(CHALLENGE):
Each record below should appear again exactly as written.

(EXTRACTED ENTRIES):
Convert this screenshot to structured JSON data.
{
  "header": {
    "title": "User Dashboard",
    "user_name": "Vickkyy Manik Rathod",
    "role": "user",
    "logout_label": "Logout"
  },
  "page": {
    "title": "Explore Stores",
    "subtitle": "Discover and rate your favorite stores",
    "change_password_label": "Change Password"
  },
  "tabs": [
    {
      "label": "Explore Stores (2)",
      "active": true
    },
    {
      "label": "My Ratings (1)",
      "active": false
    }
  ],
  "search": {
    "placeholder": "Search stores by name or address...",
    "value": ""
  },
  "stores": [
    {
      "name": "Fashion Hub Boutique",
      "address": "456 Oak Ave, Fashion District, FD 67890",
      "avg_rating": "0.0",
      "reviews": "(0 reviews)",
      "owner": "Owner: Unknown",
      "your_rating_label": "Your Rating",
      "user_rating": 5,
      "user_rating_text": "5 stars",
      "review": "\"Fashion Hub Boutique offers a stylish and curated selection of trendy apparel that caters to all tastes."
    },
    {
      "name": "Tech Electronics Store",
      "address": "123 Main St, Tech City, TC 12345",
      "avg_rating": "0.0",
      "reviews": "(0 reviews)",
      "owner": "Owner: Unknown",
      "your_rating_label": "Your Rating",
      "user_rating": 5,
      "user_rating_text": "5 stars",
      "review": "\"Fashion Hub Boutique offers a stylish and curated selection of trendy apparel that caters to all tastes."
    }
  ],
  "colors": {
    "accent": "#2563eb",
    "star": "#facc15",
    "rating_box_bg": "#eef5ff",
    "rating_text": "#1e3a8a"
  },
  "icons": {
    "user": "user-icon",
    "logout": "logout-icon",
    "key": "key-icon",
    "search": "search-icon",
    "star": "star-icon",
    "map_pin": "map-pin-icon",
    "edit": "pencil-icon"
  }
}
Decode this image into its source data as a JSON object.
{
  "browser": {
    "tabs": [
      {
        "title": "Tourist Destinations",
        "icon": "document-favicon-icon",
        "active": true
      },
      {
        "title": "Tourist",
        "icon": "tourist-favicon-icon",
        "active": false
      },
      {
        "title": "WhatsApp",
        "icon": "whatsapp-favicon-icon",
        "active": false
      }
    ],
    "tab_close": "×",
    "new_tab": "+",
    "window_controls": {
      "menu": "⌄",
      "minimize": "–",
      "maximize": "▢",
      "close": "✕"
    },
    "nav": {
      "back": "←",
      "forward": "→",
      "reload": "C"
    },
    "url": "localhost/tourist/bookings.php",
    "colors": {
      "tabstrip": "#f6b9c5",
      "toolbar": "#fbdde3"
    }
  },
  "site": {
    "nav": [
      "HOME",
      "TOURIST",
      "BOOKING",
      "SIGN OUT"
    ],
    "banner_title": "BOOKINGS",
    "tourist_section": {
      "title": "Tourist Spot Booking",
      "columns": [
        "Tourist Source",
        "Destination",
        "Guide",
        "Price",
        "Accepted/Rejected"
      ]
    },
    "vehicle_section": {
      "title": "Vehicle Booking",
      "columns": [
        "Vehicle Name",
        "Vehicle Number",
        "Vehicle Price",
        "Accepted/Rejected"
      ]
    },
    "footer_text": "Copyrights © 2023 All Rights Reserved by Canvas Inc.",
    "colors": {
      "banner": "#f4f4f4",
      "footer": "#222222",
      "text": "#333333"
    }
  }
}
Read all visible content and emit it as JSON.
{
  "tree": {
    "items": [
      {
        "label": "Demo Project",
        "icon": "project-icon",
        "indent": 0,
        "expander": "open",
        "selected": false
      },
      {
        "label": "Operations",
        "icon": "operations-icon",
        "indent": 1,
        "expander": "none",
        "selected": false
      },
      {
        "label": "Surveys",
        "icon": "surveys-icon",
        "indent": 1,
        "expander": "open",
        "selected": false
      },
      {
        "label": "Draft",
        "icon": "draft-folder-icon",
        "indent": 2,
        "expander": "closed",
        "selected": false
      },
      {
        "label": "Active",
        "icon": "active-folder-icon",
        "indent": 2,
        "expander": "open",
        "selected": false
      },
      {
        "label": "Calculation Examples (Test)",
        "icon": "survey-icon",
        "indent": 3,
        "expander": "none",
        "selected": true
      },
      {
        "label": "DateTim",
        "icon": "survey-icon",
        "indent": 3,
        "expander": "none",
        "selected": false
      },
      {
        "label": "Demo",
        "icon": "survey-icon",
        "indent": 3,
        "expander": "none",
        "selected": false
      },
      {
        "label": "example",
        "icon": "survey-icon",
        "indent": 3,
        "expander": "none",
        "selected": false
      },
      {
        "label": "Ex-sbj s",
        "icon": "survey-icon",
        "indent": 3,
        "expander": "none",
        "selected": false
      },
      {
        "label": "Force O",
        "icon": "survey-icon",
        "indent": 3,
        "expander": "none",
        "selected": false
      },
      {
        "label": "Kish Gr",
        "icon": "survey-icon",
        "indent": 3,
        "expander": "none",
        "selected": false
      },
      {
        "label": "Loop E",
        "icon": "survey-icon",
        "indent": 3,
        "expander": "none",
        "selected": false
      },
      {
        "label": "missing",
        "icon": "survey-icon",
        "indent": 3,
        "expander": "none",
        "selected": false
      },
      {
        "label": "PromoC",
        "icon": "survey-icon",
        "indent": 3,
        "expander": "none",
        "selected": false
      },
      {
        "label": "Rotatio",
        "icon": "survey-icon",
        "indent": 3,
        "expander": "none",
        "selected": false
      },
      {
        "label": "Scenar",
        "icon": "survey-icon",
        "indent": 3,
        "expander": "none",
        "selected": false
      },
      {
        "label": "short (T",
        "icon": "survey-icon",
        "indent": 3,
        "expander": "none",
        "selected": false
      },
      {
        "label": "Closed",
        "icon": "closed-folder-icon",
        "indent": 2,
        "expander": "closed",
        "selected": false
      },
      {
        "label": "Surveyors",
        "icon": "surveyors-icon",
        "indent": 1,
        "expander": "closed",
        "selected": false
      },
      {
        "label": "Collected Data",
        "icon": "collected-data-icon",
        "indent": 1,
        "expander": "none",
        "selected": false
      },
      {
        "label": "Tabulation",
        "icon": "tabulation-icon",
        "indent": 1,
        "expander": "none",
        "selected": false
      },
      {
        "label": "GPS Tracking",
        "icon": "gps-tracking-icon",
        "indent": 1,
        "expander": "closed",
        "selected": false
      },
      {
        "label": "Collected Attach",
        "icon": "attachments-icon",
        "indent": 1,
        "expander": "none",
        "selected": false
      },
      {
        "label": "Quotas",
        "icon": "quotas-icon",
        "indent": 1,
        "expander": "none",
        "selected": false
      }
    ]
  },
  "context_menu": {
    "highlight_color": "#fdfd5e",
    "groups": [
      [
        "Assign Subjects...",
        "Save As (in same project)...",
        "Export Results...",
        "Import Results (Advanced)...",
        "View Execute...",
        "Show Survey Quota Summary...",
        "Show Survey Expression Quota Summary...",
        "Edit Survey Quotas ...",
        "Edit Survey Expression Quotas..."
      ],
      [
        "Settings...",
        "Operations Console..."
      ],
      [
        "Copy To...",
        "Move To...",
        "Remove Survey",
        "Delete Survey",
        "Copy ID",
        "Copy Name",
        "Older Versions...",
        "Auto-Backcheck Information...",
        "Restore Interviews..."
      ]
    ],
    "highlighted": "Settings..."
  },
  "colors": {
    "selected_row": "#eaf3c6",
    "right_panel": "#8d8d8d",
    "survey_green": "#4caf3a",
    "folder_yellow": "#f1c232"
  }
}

(EXERCISE OUTPUT):
Convert this screenshot to structured JSON data.
{
  "header": {
    "title": "User Dashboard",
    "user_name": "Vickkyy Manik Rathod",
    "role": "user",
    "logout_label": "Logout"
  },
  "page": {
    "title": "Explore Stores",
    "subtitle": "Discover and rate your favorite stores",
    "change_password_label": "Change Password"
  },
  "tabs": [
    {
      "label": "Explore Stores (2)",
      "active": true
    },
    {
      "label": "My Ratings (1)",
      "active": false
    }
  ],
  "search": {
    "placeholder": "Search stores by name or address...",
    "value": ""
  },
  "stores": [
    {
      "name": "Fashion Hub Boutique",
      "address": "456 Oak Ave, Fashion District, FD 67890",
      "avg_rating": "0.0",
      "reviews": "(0 reviews)",
      "owner": "Owner: Unknown",
      "your_rating_label": "Your Rating",
      "user_rating": 5,
      "user_rating_text": "5 stars",
      "review": "\"Fashion Hub Boutique offers a stylish and curated selection of trendy apparel that caters to all tastes."
    },
    {
      "name": "Tech Electronics Store",
      "address": "123 Main St, Tech City, TC 12345",
      "avg_rating": "0.0",
      "reviews": "(0 reviews)",
      "owner": "Owner: Unknown",
      "your_rating_label": "Your Rating",
      "user_rating": 5,
      "user_rating_text": "5 stars",
      "review": "\"Fashion Hub Boutique offers a stylish and curated selection of trendy apparel that caters to all tastes."
    }
  ],
  "colors": {
    "accent": "#2563eb",
    "star": "#facc15",
    "rating_box_bg": "#eef5ff",
    "rating_text": "#1e3a8a"
  },
  "icons": {
    "user": "user-icon",
    "logout": "logout-icon",
    "key": "key-icon",
    "search": "search-icon",
    "star": "star-icon",
    "map_pin": "map-pin-icon",
    "edit": "pencil-icon"
  }
}
Decode this image into its source data as a JSON object.
{
  "browser": {
    "tabs": [
      {
        "title": "Tourist Destinations",
        "icon": "document-favicon-icon",
        "active": true
      },
      {
        "title": "Tourist",
        "icon": "tourist-favicon-icon",
        "active": false
      },
      {
        "title": "WhatsApp",
        "icon": "whatsapp-favicon-icon",
        "active": false
      }
    ],
    "tab_close": "×",
    "new_tab": "+",
    "window_controls": {
      "menu": "⌄",
      "minimize": "–",
      "maximize": "▢",
      "close": "✕"
    },
    "nav": {
      "back": "←",
      "forward": "→",
      "reload": "C"
    },
    "url": "localhost/tourist/bookings.php",
    "colors": {
      "tabstrip": "#f6b9c5",
      "toolbar": "#fbdde3"
    }
  },
  "site": {
    "nav": [
      "HOME",
      "TOURIST",
      "BOOKING",
      "SIGN OUT"
    ],
    "banner_title": "BOOKINGS",
    "tourist_section": {
      "title": "Tourist Spot Booking",
      "columns": [
        "Tourist Source",
        "Destination",
        "Guide",
        "Price",
        "Accepted/Rejected"
      ]
    },
    "vehicle_section": {
      "title": "Vehicle Booking",
      "columns": [
        "Vehicle Name",
        "Vehicle Number",
        "Vehicle Price",
        "Accepted/Rejected"
      ]
    },
    "footer_text": "Copyrights © 2023 All Rights Reserved by Canvas Inc.",
    "colors": {
      "banner": "#f4f4f4",
      "footer": "#222222",
      "text": "#333333"
    }
  }
}
Read all visible content and emit it as JSON.
{
  "tree": {
    "items": [
      {
        "label": "Demo Project",
        "icon": "project-icon",
        "indent": 0,
        "expander": "open",
        "selected": false
      },
      {
        "label": "Operations",
        "icon": "operations-icon",
        "indent": 1,
        "expander": "none",
        "selected": false
      },
      {
        "label": "Surveys",
        "icon": "surveys-icon",
        "indent": 1,
        "expander": "open",
        "selected": false
      },
      {
        "label": "Draft",
        "icon": "draft-folder-icon",
        "indent": 2,
        "expander": "closed",
        "selected": false
      },
      {
        "label": "Active",
        "icon": "active-folder-icon",
        "indent": 2,
        "expander": "open",
        "selected": false
      },
      {
        "label": "Calculation Examples (Test)",
        "icon": "survey-icon",
        "indent": 3,
        "expander": "none",
        "selected": true
      },
      {
        "label": "DateTim",
        "icon": "survey-icon",
        "indent": 3,
        "expander": "none",
        "selected": false
      },
      {
        "label": "Demo",
        "icon": "survey-icon",
        "indent": 3,
        "expander": "none",
        "selected": false
      },
      {
        "label": "example",
        "icon": "survey-icon",
        "indent": 3,
        "expander": "none",
        "selected": false
      },
      {
        "label": "Ex-sbj s",
        "icon": "survey-icon",
        "indent": 3,
        "expander": "none",
        "selected": false
      },
      {
        "label": "Force O",
        "icon": "survey-icon",
        "indent": 3,
        "expander": "none",
        "selected": false
      },
      {
        "label": "Kish Gr",
        "icon": "survey-icon",
        "indent": 3,
        "expander": "none",
        "selected": false
      },
      {
        "label": "Loop E",
        "icon": "survey-icon",
        "indent": 3,
        "expander": "none",
        "selected": false
      },
      {
        "label": "missing",
        "icon": "survey-icon",
        "indent": 3,
        "expander": "none",
        "selected": false
      },
      {
        "label": "PromoC",
        "icon": "survey-icon",
        "indent": 3,
        "expander": "none",
        "selected": false
      },
      {
        "label": "Rotatio",
        "icon": "survey-icon",
        "indent": 3,
        "expander": "none",
        "selected": false
      },
      {
        "label": "Scenar",
        "icon": "survey-icon",
        "indent": 3,
        "expander": "none",
        "selected": false
      },
      {
        "label": "short (T",
        "icon": "survey-icon",
        "indent": 3,
        "expander": "none",
        "selected": false
      },
      {
        "label": "Closed",
        "icon": "closed-folder-icon",
        "indent": 2,
        "expander": "closed",
        "selected": false
      },
      {
        "label": "Surveyors",
        "icon": "surveyors-icon",
        "indent": 1,
        "expander": "closed",
        "selected": false
      },
      {
        "label": "Collected Data",
        "icon": "collected-data-icon",
        "indent": 1,
        "expander": "none",
        "selected": false
      },
      {
        "label": "Tabulation",
        "icon": "tabulation-icon",
        "indent": 1,
        "expander": "none",
        "selected": false
      },
      {
        "label": "GPS Tracking",
        "icon": "gps-tracking-icon",
        "indent": 1,
        "expander": "closed",
        "selected": false
      },
      {
        "label": "Collected Attach",
        "icon": "attachments-icon",
        "indent": 1,
        "expander": "none",
        "selected": false
      },
      {
        "label": "Quotas",
        "icon": "quotas-icon",
        "indent": 1,
        "expander": "none",
        "selected": false
      }
    ]
  },
  "context_menu": {
    "highlight_color": "#fdfd5e",
    "groups": [
      [
        "Assign Subjects...",
        "Save As (in same project)...",
        "Export Results...",
        "Import Results (Advanced)...",
        "View Execute...",
        "Show Survey Quota Summary...",
        "Show Survey Expression Quota Summary...",
        "Edit Survey Quotas ...",
        "Edit Survey Expression Quotas..."
      ],
      [
        "Settings...",
        "Operations Console..."
      ],
      [
        "Copy To...",
        "Move To...",
        "Remove Survey",
        "Delete Survey",
        "Copy ID",
        "Copy Name",
        "Older Versions...",
        "Auto-Backcheck Information...",
        "Restore Interviews..."
      ]
    ],
    "highlighted": "Settings..."
  },
  "colors": {
    "selected_row": "#eaf3c6",
    "right_panel": "#8d8d8d",
    "survey_green": "#4caf3a",
    "folder_yellow": "#f1c232"
  }
}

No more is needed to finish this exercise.